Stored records

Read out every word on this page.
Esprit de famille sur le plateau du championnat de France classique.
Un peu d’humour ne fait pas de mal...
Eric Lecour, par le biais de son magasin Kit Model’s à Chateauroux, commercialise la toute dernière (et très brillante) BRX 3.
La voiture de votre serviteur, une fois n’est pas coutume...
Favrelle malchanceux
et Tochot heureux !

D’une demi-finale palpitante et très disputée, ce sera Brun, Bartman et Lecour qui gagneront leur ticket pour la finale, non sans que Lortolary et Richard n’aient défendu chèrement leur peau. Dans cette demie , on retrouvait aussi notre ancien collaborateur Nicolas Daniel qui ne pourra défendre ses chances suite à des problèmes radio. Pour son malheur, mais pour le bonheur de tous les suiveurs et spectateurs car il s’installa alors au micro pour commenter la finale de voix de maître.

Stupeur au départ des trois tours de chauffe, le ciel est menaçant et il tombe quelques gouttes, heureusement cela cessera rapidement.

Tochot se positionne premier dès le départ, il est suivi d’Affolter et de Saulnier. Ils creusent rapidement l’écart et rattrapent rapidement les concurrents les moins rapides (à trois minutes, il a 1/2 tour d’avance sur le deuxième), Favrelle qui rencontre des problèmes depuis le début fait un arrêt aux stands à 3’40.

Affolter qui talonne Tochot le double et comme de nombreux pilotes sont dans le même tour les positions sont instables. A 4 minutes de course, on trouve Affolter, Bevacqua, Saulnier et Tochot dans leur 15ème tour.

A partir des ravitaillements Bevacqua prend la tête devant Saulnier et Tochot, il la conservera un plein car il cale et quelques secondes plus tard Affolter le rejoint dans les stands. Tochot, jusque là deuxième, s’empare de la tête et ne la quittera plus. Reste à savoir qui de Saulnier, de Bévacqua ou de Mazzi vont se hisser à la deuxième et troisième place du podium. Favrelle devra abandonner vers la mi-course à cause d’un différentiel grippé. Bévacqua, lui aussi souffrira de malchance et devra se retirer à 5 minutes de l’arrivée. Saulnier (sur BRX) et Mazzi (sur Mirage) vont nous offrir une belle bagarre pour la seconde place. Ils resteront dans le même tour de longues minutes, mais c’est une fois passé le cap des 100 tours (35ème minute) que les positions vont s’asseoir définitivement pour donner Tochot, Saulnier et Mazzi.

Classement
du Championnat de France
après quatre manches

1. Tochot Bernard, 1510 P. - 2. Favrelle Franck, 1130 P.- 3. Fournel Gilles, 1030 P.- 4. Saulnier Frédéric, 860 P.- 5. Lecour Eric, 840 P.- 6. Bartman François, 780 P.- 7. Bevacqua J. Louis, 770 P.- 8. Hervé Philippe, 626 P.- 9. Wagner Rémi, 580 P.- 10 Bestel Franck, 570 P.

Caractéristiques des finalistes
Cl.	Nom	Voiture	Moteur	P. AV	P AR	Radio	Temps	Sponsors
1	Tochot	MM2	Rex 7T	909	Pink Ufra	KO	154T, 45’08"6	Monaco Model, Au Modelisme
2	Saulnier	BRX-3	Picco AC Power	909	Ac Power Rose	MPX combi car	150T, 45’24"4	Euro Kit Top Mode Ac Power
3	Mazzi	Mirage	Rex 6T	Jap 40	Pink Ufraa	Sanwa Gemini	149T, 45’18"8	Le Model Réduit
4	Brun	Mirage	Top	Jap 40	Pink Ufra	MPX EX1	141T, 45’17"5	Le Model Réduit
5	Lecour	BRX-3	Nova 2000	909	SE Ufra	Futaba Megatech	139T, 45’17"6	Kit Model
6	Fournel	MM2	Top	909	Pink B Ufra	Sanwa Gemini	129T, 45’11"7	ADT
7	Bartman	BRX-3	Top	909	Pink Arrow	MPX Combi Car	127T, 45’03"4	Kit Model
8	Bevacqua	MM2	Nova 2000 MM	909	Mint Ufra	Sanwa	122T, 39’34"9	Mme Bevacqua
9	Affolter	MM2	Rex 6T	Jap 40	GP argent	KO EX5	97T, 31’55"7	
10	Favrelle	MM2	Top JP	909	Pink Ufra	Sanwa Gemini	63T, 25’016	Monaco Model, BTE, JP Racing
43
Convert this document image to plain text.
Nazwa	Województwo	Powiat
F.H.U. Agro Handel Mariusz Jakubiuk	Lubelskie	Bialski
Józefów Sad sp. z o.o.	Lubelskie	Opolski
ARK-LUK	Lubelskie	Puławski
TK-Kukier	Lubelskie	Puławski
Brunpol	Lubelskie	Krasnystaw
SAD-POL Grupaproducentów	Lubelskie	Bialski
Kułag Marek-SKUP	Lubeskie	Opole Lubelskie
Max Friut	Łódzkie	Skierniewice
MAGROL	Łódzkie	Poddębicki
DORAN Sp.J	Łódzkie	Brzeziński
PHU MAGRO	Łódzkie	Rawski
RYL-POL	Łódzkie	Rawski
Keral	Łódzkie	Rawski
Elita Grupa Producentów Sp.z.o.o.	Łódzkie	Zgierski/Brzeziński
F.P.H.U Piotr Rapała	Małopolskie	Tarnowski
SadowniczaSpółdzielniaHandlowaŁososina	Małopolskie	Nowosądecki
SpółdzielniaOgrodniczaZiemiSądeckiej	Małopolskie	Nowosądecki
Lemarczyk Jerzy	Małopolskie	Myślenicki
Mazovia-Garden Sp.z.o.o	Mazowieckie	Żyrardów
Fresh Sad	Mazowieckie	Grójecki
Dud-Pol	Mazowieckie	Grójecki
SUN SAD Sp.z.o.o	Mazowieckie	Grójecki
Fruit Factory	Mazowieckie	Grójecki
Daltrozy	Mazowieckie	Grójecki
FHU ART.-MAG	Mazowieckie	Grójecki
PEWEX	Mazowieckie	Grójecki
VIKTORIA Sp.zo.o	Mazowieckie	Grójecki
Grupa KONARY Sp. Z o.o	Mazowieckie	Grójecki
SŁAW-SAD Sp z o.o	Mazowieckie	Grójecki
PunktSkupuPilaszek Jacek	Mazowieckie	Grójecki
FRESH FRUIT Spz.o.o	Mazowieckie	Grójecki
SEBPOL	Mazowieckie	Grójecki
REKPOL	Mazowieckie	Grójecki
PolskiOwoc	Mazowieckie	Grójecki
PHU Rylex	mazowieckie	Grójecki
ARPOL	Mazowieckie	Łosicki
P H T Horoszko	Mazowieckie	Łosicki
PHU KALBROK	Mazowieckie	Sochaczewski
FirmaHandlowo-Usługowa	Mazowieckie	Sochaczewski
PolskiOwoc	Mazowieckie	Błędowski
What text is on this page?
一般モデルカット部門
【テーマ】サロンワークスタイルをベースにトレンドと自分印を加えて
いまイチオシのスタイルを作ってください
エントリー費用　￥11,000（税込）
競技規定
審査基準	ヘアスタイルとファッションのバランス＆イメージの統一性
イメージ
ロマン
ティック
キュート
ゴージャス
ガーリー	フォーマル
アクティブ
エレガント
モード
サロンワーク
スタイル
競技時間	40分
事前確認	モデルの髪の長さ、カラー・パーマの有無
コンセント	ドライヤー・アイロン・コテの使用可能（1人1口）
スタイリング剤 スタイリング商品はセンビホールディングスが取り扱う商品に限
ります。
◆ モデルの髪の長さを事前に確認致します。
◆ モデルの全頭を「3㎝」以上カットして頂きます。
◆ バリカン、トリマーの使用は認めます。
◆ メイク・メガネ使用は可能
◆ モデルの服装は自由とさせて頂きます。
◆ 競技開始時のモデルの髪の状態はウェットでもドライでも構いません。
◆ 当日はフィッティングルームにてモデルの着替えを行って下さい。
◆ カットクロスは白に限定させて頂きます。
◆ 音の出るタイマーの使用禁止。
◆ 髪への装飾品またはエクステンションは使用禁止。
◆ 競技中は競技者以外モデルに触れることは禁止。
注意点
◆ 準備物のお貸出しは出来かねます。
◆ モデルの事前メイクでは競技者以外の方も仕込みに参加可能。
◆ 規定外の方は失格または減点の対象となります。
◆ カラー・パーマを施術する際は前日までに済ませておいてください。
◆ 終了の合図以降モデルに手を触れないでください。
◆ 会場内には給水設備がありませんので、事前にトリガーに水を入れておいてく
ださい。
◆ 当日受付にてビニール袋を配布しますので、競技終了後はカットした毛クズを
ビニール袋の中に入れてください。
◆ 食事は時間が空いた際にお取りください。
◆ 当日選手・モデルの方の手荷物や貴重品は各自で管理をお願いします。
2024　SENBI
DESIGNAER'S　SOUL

Aim of the task: From the entries, copy out each line containing the word "PolskiOwoc".

Result for this exercise:
PolskiOwoc	Mazowieckie	Grójecki
PolskiOwoc	Mazowieckie	Błędowski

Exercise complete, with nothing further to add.